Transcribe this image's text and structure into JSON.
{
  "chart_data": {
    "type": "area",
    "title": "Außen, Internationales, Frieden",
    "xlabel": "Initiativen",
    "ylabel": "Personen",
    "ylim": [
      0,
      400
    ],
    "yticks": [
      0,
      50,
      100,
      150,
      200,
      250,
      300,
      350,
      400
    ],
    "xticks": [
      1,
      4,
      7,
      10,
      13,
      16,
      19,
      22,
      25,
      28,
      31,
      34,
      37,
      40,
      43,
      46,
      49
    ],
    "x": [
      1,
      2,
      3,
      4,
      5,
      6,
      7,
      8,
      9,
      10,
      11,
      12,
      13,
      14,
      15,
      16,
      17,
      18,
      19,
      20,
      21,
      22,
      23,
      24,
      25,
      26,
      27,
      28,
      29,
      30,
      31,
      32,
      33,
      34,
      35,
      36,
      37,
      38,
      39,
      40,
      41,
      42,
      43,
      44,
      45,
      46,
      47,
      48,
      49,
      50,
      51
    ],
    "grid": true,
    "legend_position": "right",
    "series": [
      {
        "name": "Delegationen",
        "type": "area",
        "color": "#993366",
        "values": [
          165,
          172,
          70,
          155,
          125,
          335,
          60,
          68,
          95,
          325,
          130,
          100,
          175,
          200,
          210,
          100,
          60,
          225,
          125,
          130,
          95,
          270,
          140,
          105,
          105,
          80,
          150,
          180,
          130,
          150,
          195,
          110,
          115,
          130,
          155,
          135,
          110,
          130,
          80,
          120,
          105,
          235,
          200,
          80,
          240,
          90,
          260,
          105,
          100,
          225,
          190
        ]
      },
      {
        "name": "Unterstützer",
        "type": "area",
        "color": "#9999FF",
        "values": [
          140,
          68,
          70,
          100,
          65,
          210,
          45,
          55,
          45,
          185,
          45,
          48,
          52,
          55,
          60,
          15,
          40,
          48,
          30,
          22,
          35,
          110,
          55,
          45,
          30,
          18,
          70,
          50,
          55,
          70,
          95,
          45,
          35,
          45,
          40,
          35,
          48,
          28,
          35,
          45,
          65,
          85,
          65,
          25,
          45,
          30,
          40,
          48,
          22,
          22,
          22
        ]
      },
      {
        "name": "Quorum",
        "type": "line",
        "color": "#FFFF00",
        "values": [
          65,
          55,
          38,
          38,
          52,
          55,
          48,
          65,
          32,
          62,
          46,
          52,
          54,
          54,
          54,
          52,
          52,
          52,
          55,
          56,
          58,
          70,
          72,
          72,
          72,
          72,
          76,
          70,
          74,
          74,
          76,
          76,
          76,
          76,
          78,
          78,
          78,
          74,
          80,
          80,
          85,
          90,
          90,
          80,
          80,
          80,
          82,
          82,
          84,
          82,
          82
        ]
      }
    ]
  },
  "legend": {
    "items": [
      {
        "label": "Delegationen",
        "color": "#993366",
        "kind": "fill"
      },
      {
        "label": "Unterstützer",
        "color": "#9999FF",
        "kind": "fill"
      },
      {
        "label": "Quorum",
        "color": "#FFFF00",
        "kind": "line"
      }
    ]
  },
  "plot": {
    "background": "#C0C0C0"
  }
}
-*-*-
**Task goal**
Go through the data and gather every line that holds "Delegationen".

**In response**
        "name": "Delegationen",
        "label": "Delegationen",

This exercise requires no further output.